[Stored entries]
--*--

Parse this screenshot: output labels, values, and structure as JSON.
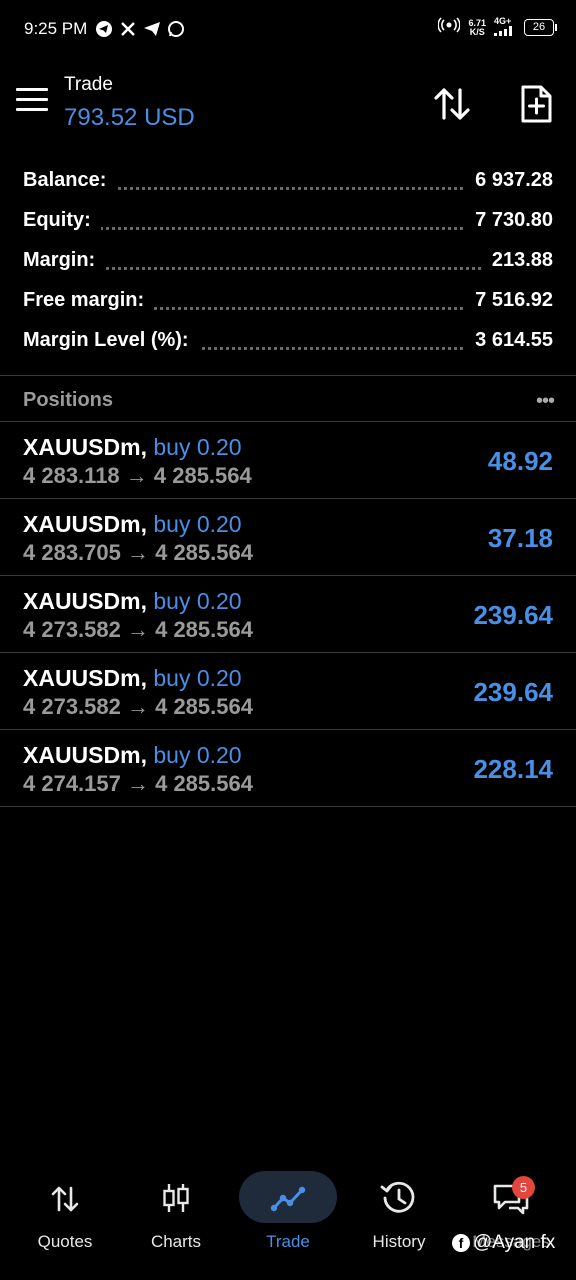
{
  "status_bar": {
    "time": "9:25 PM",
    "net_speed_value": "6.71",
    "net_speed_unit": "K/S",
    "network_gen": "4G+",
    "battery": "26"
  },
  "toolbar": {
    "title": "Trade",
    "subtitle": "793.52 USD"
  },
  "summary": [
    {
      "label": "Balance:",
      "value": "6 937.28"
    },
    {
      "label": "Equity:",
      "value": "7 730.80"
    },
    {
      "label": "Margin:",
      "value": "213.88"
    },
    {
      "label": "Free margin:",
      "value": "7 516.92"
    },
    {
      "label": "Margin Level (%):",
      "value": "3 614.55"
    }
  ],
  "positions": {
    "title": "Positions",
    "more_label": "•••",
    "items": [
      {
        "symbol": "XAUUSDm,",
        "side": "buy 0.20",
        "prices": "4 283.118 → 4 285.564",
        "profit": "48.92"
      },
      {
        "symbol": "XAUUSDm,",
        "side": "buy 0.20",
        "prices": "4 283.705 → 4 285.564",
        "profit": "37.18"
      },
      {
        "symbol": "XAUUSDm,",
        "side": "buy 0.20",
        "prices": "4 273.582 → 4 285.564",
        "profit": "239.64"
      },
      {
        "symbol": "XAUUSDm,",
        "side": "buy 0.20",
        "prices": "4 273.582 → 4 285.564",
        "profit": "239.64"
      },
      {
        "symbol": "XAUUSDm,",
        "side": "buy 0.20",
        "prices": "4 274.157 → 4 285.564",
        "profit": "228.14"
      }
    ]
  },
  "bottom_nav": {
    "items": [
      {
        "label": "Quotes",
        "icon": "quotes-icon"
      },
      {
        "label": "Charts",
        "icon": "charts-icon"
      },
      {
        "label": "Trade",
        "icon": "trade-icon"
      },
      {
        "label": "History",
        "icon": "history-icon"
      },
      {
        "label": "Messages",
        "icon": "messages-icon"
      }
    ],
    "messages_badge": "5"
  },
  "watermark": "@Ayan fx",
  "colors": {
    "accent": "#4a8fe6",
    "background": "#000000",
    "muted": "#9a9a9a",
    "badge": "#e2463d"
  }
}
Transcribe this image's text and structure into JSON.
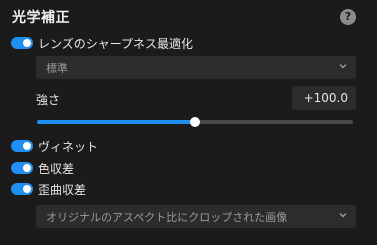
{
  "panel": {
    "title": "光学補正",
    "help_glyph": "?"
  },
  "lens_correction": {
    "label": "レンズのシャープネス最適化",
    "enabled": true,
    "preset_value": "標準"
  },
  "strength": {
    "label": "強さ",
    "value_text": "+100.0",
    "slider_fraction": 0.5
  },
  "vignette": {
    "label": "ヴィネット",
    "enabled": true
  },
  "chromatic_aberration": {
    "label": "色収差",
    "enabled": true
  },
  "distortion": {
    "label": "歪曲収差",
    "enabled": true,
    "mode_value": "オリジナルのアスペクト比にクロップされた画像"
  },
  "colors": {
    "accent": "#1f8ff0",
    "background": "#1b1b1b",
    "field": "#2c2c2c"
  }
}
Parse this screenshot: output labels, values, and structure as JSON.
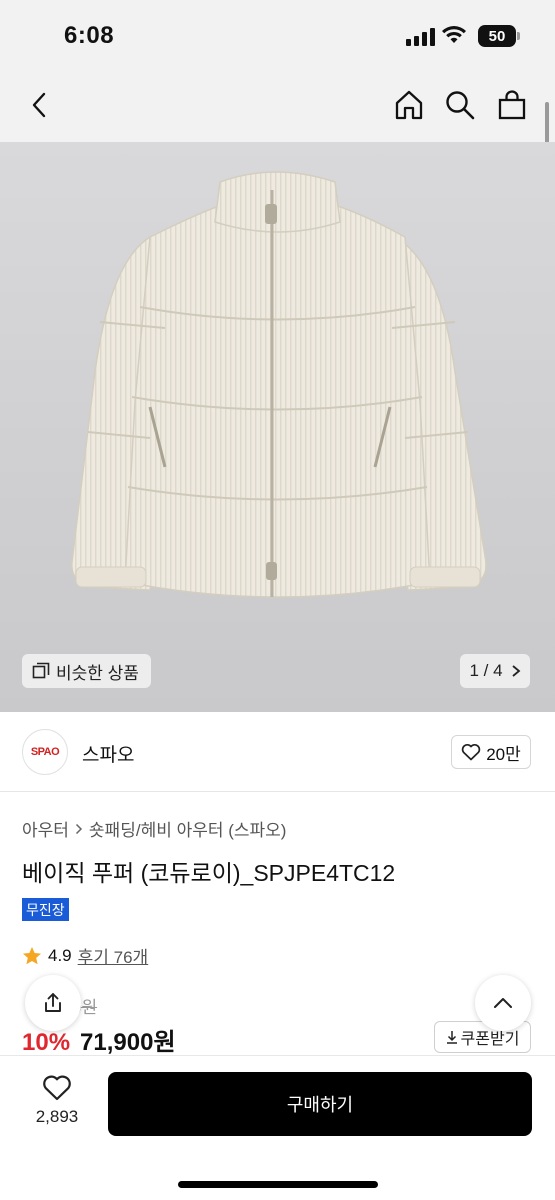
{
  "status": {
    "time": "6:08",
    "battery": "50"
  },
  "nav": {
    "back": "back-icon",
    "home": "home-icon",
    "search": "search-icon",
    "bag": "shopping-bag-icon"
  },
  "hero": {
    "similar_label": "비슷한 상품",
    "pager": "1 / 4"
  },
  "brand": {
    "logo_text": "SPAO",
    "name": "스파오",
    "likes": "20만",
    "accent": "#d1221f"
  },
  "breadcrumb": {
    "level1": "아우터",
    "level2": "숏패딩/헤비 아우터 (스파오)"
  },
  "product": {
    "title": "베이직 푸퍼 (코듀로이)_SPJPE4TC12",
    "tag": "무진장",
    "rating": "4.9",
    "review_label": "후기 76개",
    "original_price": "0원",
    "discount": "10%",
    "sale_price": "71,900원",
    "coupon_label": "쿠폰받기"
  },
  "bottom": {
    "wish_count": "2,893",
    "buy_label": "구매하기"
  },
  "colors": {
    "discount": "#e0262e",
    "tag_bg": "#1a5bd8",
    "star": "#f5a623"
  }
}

--*--

WHAT YOU SHOULD DO →
Give back every line exactly as it stands, pictures excluded.

RESULT FOR THIS EXERCISE →
Parse this screenshot: output labels, values, and structure as JSON.
{
  "status_bar": {
    "time": "9:25 PM",
    "net_speed_value": "6.71",
    "net_speed_unit": "K/S",
    "network_gen": "4G+",
    "battery": "26"
  },
  "toolbar": {
    "title": "Trade",
    "subtitle": "793.52 USD"
  },
  "summary": [
    {
      "label": "Balance:",
      "value": "6 937.28"
    },
    {
      "label": "Equity:",
      "value": "7 730.80"
    },
    {
      "label": "Margin:",
      "value": "213.88"
    },
    {
      "label": "Free margin:",
      "value": "7 516.92"
    },
    {
      "label": "Margin Level (%):",
      "value": "3 614.55"
    }
  ],
  "positions": {
    "title": "Positions",
    "more_label": "•••",
    "items": [
      {
        "symbol": "XAUUSDm,",
        "side": "buy 0.20",
        "prices": "4 283.118 → 4 285.564",
        "profit": "48.92"
      },
      {
        "symbol": "XAUUSDm,",
        "side": "buy 0.20",
        "prices": "4 283.705 → 4 285.564",
        "profit": "37.18"
      },
      {
        "symbol": "XAUUSDm,",
        "side": "buy 0.20",
        "prices": "4 273.582 → 4 285.564",
        "profit": "239.64"
      },
      {
        "symbol": "XAUUSDm,",
        "side": "buy 0.20",
        "prices": "4 273.582 → 4 285.564",
        "profit": "239.64"
      },
      {
        "symbol": "XAUUSDm,",
        "side": "buy 0.20",
        "prices": "4 274.157 → 4 285.564",
        "profit": "228.14"
      }
    ]
  },
  "bottom_nav": {
    "items": [
      {
        "label": "Quotes",
        "icon": "quotes-icon"
      },
      {
        "label": "Charts",
        "icon": "charts-icon"
      },
      {
        "label": "Trade",
        "icon": "trade-icon"
      },
      {
        "label": "History",
        "icon": "history-icon"
      },
      {
        "label": "Messages",
        "icon": "messages-icon"
      }
    ],
    "messages_badge": "5"
  },
  "watermark": "@Ayan fx",
  "colors": {
    "accent": "#4a8fe6",
    "background": "#000000",
    "muted": "#9a9a9a",
    "badge": "#e2463d"
  }
}
Transcribe this image's text and structure into JSON.
{
  "panel": {
    "title": "光学補正",
    "help_glyph": "?"
  },
  "lens_correction": {
    "label": "レンズのシャープネス最適化",
    "enabled": true,
    "preset_value": "標準"
  },
  "strength": {
    "label": "強さ",
    "value_text": "+100.0",
    "slider_fraction": 0.5
  },
  "vignette": {
    "label": "ヴィネット",
    "enabled": true
  },
  "chromatic_aberration": {
    "label": "色収差",
    "enabled": true
  },
  "distortion": {
    "label": "歪曲収差",
    "enabled": true,
    "mode_value": "オリジナルのアスペクト比にクロップされた画像"
  },
  "colors": {
    "accent": "#1f8ff0",
    "background": "#1b1b1b",
    "field": "#2c2c2c"
  }
}
Parse this screenshot: output labels, values, and structure as JSON.
{
  "status": {
    "time": "6:08",
    "battery": "50"
  },
  "nav": {
    "back": "back-icon",
    "home": "home-icon",
    "search": "search-icon",
    "bag": "shopping-bag-icon"
  },
  "hero": {
    "similar_label": "비슷한 상품",
    "pager": "1 / 4"
  },
  "brand": {
    "logo_text": "SPAO",
    "name": "스파오",
    "likes": "20만",
    "accent": "#d1221f"
  },
  "breadcrumb": {
    "level1": "아우터",
    "level2": "숏패딩/헤비 아우터 (스파오)"
  },
  "product": {
    "title": "베이직 푸퍼 (코듀로이)_SPJPE4TC12",
    "tag": "무진장",
    "rating": "4.9",
    "review_label": "후기 76개",
    "original_price": "0원",
    "discount": "10%",
    "sale_price": "71,900원",
    "coupon_label": "쿠폰받기"
  },
  "bottom": {
    "wish_count": "2,893",
    "buy_label": "구매하기"
  },
  "colors": {
    "discount": "#e0262e",
    "tag_bg": "#1a5bd8",
    "star": "#f5a623"
  }
}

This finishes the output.